** start THE DATA **

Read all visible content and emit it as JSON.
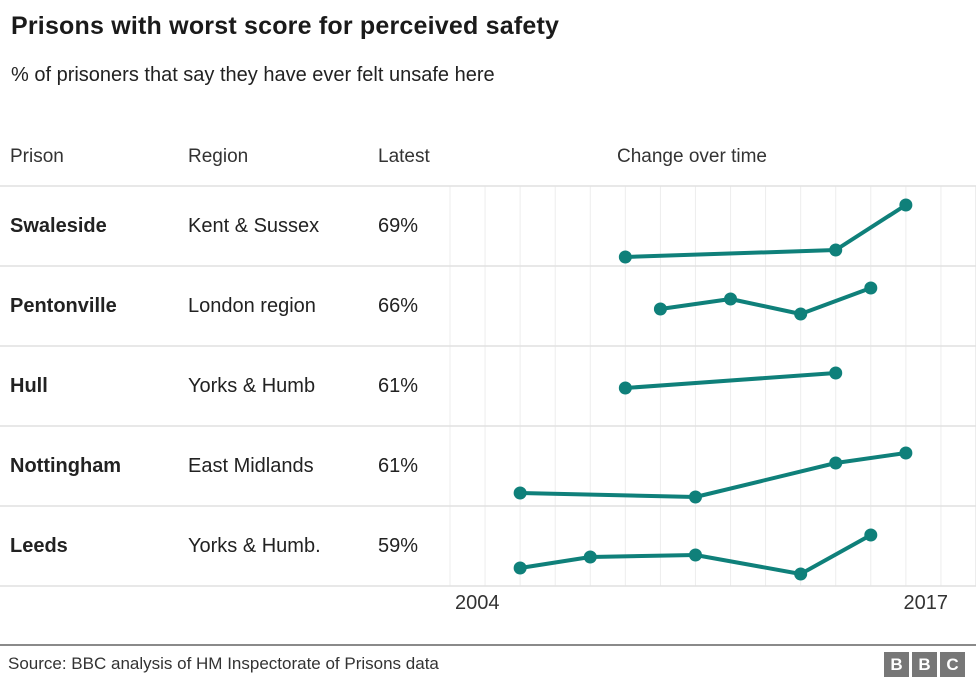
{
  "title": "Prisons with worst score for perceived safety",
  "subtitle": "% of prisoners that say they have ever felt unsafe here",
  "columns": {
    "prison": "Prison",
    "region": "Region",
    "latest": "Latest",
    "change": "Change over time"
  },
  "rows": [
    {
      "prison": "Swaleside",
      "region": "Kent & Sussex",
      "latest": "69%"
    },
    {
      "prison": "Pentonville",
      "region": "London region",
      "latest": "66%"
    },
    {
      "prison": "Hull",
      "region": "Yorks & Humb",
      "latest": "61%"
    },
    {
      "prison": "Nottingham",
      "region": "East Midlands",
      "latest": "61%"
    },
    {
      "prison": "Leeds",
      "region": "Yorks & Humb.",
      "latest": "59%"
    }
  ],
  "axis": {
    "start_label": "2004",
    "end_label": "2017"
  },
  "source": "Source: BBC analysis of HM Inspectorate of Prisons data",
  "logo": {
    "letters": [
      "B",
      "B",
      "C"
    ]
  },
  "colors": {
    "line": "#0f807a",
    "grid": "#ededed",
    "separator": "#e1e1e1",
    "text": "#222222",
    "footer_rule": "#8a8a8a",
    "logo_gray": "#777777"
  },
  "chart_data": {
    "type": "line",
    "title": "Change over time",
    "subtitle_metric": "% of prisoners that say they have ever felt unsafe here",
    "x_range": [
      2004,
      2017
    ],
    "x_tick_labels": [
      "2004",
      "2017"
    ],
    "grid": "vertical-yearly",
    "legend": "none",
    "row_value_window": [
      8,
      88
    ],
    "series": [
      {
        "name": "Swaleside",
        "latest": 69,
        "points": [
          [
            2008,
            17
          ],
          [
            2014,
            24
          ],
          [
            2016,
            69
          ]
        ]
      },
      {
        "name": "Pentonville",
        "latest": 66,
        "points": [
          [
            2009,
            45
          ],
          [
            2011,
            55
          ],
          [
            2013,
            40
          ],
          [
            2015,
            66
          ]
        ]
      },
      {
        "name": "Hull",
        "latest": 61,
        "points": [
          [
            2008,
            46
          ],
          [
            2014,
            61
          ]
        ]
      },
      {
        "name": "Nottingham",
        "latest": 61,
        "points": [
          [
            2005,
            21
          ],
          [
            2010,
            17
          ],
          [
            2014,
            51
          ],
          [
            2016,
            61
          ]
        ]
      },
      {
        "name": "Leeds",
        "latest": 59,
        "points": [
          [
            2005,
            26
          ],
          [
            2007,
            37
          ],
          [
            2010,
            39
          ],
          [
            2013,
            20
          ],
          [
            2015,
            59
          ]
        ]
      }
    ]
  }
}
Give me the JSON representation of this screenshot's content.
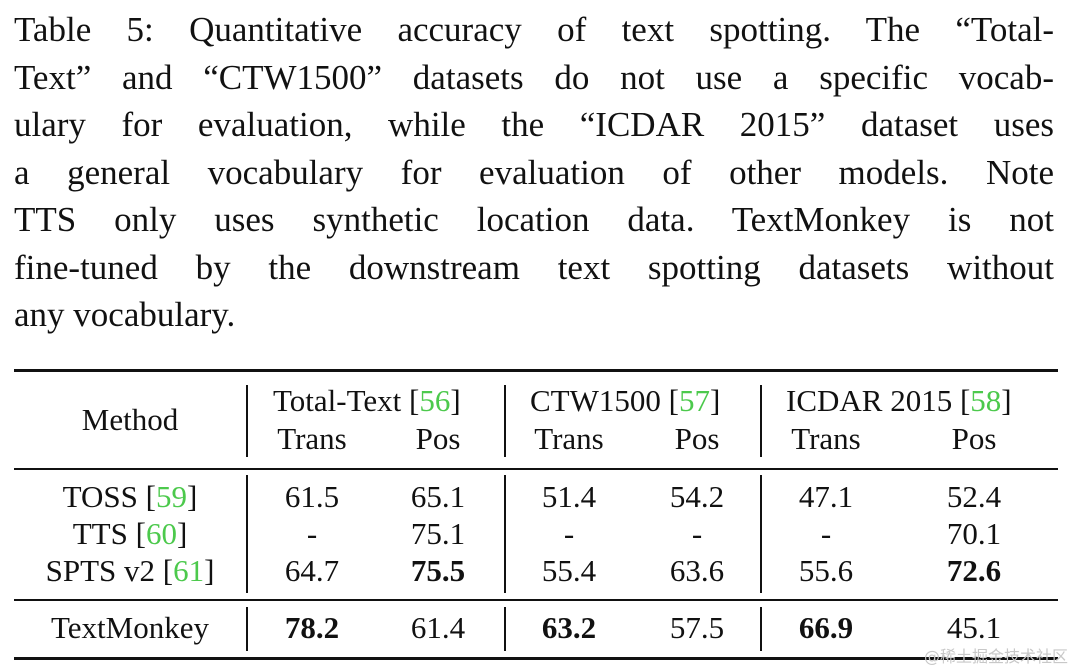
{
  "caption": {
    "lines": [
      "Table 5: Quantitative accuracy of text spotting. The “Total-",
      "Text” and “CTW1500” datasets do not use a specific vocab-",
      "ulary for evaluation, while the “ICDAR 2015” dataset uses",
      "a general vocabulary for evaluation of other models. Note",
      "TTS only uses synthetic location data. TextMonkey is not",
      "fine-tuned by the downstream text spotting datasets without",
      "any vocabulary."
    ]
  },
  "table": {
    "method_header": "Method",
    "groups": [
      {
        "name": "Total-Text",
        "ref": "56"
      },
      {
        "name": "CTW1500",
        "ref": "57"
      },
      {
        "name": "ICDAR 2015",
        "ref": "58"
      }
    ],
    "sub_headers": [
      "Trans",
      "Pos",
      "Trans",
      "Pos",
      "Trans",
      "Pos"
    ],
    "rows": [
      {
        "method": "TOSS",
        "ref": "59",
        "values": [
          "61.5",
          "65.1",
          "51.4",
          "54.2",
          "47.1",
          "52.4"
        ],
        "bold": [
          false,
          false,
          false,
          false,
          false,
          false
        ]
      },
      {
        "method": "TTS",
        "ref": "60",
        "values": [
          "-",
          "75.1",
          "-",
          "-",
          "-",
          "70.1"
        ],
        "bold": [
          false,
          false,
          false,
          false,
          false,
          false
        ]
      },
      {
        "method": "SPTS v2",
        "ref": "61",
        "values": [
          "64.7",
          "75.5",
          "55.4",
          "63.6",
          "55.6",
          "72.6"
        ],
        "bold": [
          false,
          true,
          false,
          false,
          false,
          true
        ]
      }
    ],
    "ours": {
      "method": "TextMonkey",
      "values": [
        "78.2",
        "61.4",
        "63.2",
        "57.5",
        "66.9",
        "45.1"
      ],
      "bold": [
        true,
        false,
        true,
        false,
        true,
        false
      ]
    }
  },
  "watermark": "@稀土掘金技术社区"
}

** end THE DATA **
** start THE DATA **

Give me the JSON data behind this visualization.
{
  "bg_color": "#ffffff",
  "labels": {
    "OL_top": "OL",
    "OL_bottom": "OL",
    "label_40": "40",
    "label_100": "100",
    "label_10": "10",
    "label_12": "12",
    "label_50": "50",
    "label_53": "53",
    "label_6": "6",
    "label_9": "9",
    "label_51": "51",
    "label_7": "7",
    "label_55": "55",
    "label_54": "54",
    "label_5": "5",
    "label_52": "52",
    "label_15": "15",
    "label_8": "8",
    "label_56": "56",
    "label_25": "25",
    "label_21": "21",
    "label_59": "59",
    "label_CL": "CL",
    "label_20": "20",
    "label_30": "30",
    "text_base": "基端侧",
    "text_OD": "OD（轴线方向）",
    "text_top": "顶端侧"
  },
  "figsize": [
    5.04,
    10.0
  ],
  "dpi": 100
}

** end THE DATA **
** start THE DATA **

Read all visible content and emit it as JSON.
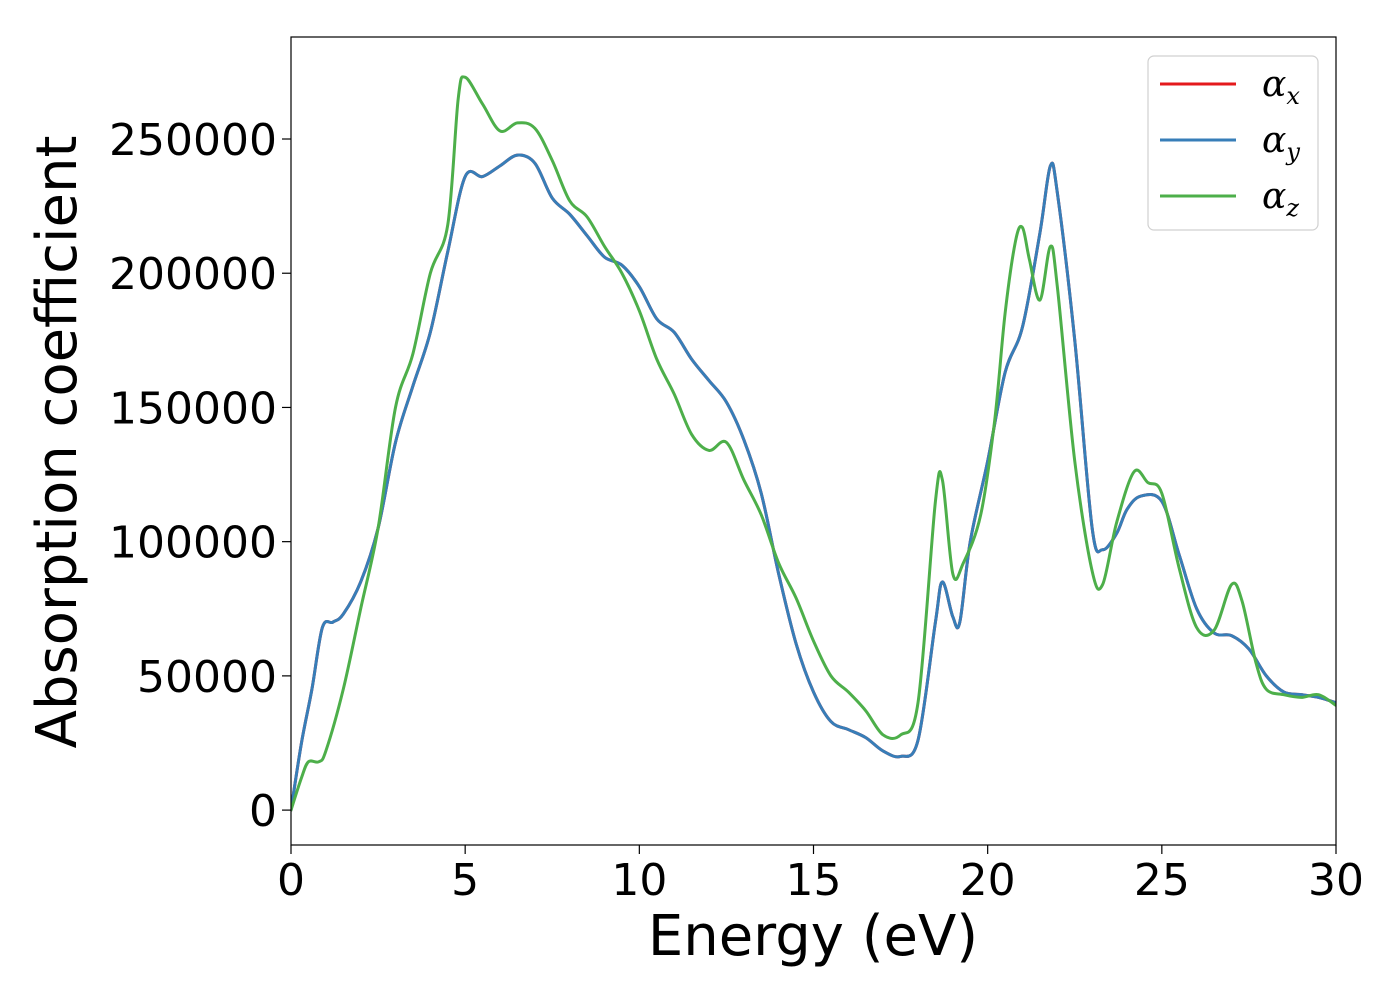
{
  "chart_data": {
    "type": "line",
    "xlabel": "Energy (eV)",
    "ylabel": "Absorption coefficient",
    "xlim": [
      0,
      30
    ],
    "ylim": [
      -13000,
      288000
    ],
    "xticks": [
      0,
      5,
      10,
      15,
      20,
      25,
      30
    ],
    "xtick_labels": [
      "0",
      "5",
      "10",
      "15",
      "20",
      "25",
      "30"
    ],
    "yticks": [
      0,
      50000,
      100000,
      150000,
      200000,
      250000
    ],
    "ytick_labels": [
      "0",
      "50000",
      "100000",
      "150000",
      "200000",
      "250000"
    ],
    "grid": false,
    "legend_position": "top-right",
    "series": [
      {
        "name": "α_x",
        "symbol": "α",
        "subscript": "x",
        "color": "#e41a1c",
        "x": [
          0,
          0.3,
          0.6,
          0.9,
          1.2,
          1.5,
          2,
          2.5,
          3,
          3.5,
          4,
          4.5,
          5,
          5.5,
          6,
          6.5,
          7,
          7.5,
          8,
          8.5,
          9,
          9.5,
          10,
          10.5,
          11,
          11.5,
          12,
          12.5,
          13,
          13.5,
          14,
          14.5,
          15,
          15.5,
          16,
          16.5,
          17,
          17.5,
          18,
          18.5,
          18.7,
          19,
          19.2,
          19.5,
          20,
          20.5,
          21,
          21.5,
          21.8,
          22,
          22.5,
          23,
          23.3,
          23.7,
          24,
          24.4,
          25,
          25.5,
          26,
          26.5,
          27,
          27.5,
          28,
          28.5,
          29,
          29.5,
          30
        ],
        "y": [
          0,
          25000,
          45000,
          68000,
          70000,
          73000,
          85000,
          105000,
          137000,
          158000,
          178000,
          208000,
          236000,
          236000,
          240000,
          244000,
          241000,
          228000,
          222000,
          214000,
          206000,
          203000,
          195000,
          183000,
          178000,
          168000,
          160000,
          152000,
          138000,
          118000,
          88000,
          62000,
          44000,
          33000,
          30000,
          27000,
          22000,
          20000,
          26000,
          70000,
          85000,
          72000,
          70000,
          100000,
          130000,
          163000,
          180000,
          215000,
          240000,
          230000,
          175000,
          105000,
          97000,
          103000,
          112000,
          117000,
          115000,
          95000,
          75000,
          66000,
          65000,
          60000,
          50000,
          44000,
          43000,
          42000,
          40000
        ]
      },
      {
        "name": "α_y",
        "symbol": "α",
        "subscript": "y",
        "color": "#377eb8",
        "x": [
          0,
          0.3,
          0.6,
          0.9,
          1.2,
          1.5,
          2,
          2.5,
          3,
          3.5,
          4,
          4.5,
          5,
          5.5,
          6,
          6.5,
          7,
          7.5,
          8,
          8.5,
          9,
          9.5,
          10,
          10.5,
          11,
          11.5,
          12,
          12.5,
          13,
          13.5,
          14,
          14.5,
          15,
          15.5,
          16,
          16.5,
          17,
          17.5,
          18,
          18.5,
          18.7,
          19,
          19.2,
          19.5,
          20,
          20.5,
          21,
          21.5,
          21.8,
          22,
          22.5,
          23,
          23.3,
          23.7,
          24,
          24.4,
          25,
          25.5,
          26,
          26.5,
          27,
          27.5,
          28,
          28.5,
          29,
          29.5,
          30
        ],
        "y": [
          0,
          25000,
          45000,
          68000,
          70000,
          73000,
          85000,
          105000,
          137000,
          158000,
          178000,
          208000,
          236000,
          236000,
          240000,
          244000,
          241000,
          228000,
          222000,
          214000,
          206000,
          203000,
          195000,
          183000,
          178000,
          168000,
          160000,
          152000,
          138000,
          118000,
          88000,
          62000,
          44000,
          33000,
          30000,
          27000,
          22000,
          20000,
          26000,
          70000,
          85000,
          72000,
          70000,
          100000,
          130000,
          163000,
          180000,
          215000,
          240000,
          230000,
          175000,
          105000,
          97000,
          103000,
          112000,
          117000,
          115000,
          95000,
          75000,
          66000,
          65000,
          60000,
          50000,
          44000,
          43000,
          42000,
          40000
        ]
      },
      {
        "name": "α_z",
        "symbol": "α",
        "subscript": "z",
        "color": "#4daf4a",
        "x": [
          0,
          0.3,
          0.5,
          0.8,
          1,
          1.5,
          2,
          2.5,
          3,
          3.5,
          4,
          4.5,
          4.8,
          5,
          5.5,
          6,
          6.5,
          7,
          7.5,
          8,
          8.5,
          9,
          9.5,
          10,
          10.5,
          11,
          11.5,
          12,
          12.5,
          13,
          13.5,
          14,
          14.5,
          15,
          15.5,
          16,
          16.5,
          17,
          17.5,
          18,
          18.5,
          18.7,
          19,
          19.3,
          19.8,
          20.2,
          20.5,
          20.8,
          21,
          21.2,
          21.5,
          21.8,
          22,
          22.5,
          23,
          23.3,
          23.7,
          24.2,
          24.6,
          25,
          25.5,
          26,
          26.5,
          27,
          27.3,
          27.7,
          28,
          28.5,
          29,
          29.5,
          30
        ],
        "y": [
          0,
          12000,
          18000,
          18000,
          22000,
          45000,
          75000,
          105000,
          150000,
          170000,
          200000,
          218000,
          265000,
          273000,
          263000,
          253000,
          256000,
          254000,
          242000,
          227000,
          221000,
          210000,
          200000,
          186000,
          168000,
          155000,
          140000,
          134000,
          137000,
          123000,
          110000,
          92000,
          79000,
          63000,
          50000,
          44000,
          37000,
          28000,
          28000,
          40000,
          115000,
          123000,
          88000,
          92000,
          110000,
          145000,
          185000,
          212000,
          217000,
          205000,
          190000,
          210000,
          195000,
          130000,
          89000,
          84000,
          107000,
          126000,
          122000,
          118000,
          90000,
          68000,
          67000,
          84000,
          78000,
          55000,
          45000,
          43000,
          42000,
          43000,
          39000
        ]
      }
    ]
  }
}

** end THE DATA **

_DIRECTION:_ In the records above, collect each line with "Pentonville".

_THE REPLY:_
      "prison": "Pentonville",
        "name": "Pentonville",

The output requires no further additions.